(Collected data entries)

· · · ·

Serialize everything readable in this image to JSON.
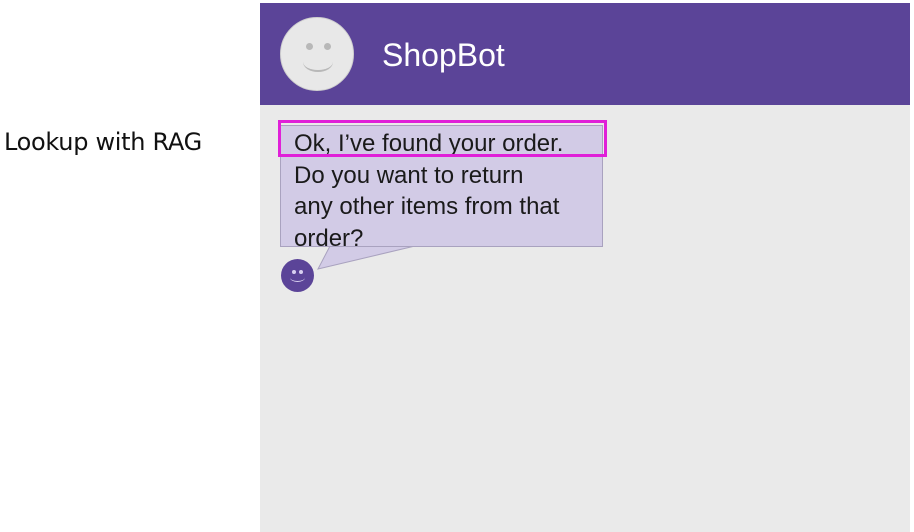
{
  "side_label": "Lookup with RAG",
  "header": {
    "title": "ShopBot",
    "avatar_icon": "smiley-face-icon"
  },
  "message": {
    "line1": "Ok, I’ve found your order.",
    "line2": "Do you want to return",
    "line3": "any other items from that",
    "line4": "order?",
    "sender_icon": "bot-smiley-icon"
  },
  "colors": {
    "header_bg": "#5b4498",
    "chat_bg": "#eaeaea",
    "bubble_bg": "#d2cbe6",
    "highlight": "#e020d8"
  }
}
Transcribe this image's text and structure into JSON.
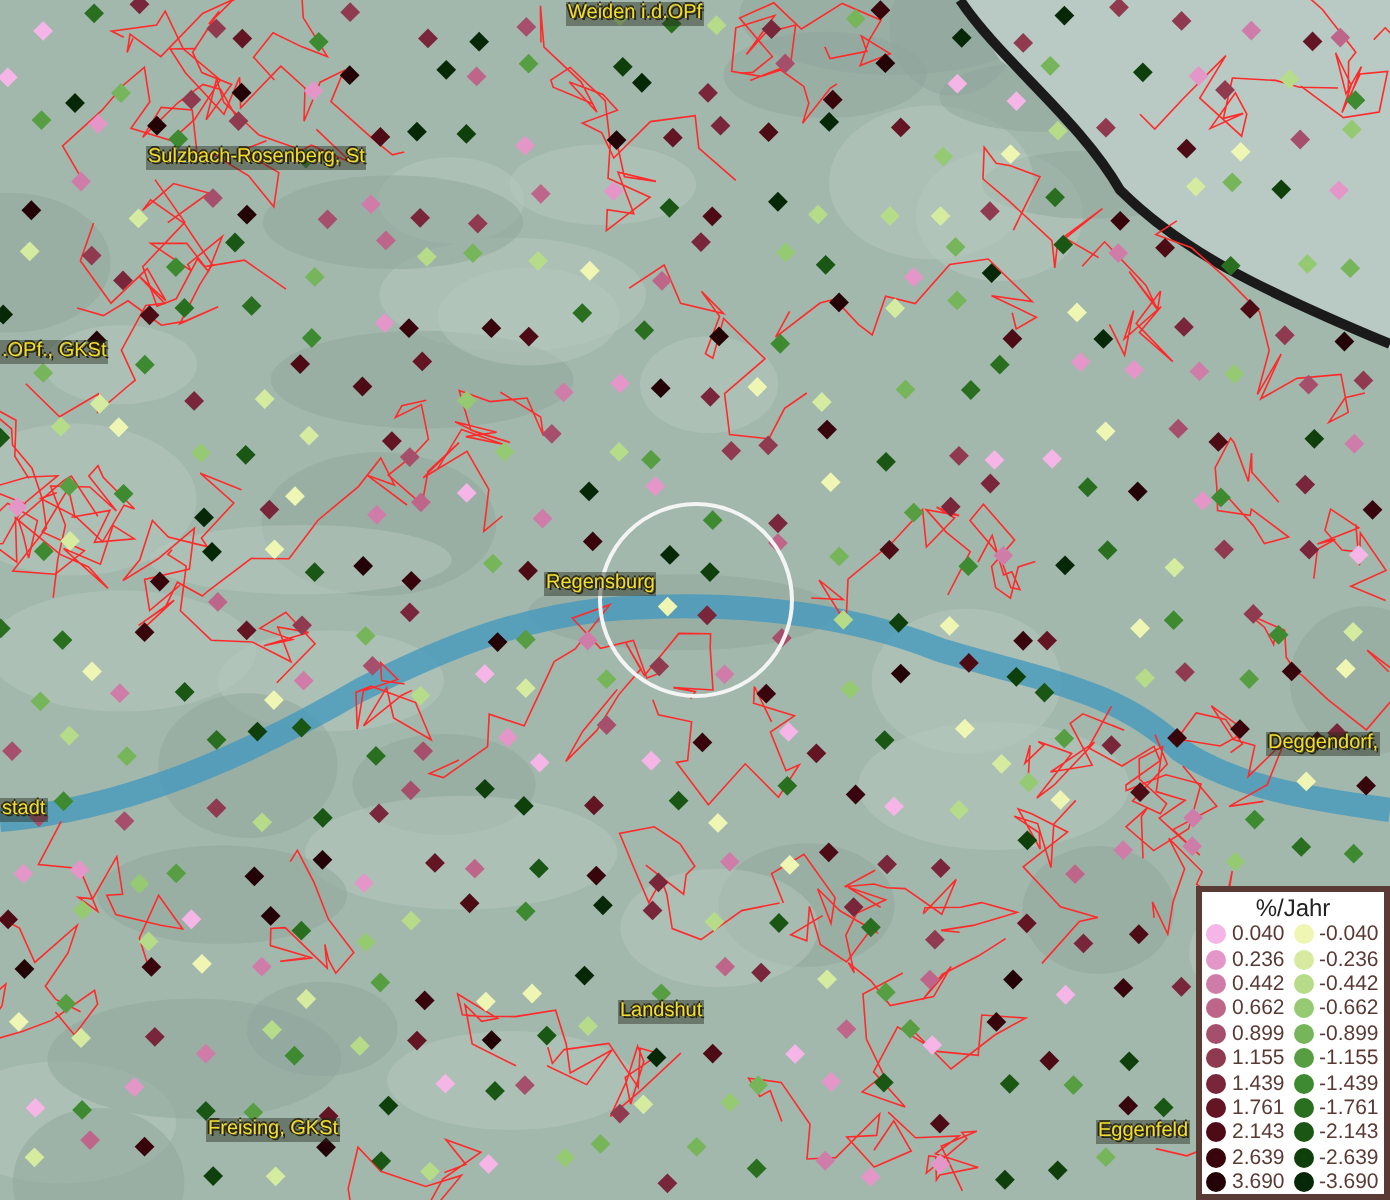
{
  "map": {
    "place_labels": [
      {
        "text": "Weiden i.d.OPf"
      },
      {
        "text": "Sulzbach-Rosenberg, St"
      },
      {
        "text": ".OPf., GKSt"
      },
      {
        "text": "Regensburg"
      },
      {
        "text": "Deggendorf,"
      },
      {
        "text": "stadt"
      },
      {
        "text": "Landshut"
      },
      {
        "text": "Freising, GKSt"
      },
      {
        "text": "Eggenfeld"
      }
    ]
  },
  "legend": {
    "title": "%/Jahr",
    "rows": [
      {
        "positive": {
          "value": "0.040",
          "color": "#f5b5e6"
        },
        "negative": {
          "value": "-0.040",
          "color": "#eff6b4"
        }
      },
      {
        "positive": {
          "value": "0.236",
          "color": "#e596c8"
        },
        "negative": {
          "value": "-0.236",
          "color": "#d5eca0"
        }
      },
      {
        "positive": {
          "value": "0.442",
          "color": "#d07ca8"
        },
        "negative": {
          "value": "-0.442",
          "color": "#b6dc8a"
        }
      },
      {
        "positive": {
          "value": "0.662",
          "color": "#bd6689"
        },
        "negative": {
          "value": "-0.662",
          "color": "#95ca72"
        }
      },
      {
        "positive": {
          "value": "0.899",
          "color": "#a64f6c"
        },
        "negative": {
          "value": "-0.899",
          "color": "#76b55a"
        }
      },
      {
        "positive": {
          "value": "1.155",
          "color": "#903a50"
        },
        "negative": {
          "value": "-1.155",
          "color": "#579e43"
        }
      },
      {
        "positive": {
          "value": "1.439",
          "color": "#79263a"
        },
        "negative": {
          "value": "-1.439",
          "color": "#3d8a30"
        }
      },
      {
        "positive": {
          "value": "1.761",
          "color": "#641524"
        },
        "negative": {
          "value": "-1.761",
          "color": "#2a6f20"
        }
      },
      {
        "positive": {
          "value": "2.143",
          "color": "#4d0b15"
        },
        "negative": {
          "value": "-2.143",
          "color": "#1a5714"
        }
      },
      {
        "positive": {
          "value": "2.639",
          "color": "#39050c"
        },
        "negative": {
          "value": "-2.639",
          "color": "#0f400c"
        }
      },
      {
        "positive": {
          "value": "3.690",
          "color": "#240306"
        },
        "negative": {
          "value": "-3.690",
          "color": "#072806"
        }
      }
    ]
  }
}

· · · ·

Given problem: Quote the material in full and exactly; do not carry over its pictures.

Result:
Serialize everything readable in this image to JSON.
{
  "side_label": "Lookup with RAG",
  "header": {
    "title": "ShopBot",
    "avatar_icon": "smiley-face-icon"
  },
  "message": {
    "line1": "Ok, I’ve found your order.",
    "line2": "Do you want to return",
    "line3": "any other items from that",
    "line4": "order?",
    "sender_icon": "bot-smiley-icon"
  },
  "colors": {
    "header_bg": "#5b4498",
    "chat_bg": "#eaeaea",
    "bubble_bg": "#d2cbe6",
    "highlight": "#e020d8"
  }
}
Transcribe this image's text and structure into JSON.
{
  "map": {
    "place_labels": [
      {
        "text": "Weiden i.d.OPf"
      },
      {
        "text": "Sulzbach-Rosenberg, St"
      },
      {
        "text": ".OPf., GKSt"
      },
      {
        "text": "Regensburg"
      },
      {
        "text": "Deggendorf,"
      },
      {
        "text": "stadt"
      },
      {
        "text": "Landshut"
      },
      {
        "text": "Freising, GKSt"
      },
      {
        "text": "Eggenfeld"
      }
    ]
  },
  "legend": {
    "title": "%/Jahr",
    "rows": [
      {
        "positive": {
          "value": "0.040",
          "color": "#f5b5e6"
        },
        "negative": {
          "value": "-0.040",
          "color": "#eff6b4"
        }
      },
      {
        "positive": {
          "value": "0.236",
          "color": "#e596c8"
        },
        "negative": {
          "value": "-0.236",
          "color": "#d5eca0"
        }
      },
      {
        "positive": {
          "value": "0.442",
          "color": "#d07ca8"
        },
        "negative": {
          "value": "-0.442",
          "color": "#b6dc8a"
        }
      },
      {
        "positive": {
          "value": "0.662",
          "color": "#bd6689"
        },
        "negative": {
          "value": "-0.662",
          "color": "#95ca72"
        }
      },
      {
        "positive": {
          "value": "0.899",
          "color": "#a64f6c"
        },
        "negative": {
          "value": "-0.899",
          "color": "#76b55a"
        }
      },
      {
        "positive": {
          "value": "1.155",
          "color": "#903a50"
        },
        "negative": {
          "value": "-1.155",
          "color": "#579e43"
        }
      },
      {
        "positive": {
          "value": "1.439",
          "color": "#79263a"
        },
        "negative": {
          "value": "-1.439",
          "color": "#3d8a30"
        }
      },
      {
        "positive": {
          "value": "1.761",
          "color": "#641524"
        },
        "negative": {
          "value": "-1.761",
          "color": "#2a6f20"
        }
      },
      {
        "positive": {
          "value": "2.143",
          "color": "#4d0b15"
        },
        "negative": {
          "value": "-2.143",
          "color": "#1a5714"
        }
      },
      {
        "positive": {
          "value": "2.639",
          "color": "#39050c"
        },
        "negative": {
          "value": "-2.639",
          "color": "#0f400c"
        }
      },
      {
        "positive": {
          "value": "3.690",
          "color": "#240306"
        },
        "negative": {
          "value": "-3.690",
          "color": "#072806"
        }
      }
    ]
  }
}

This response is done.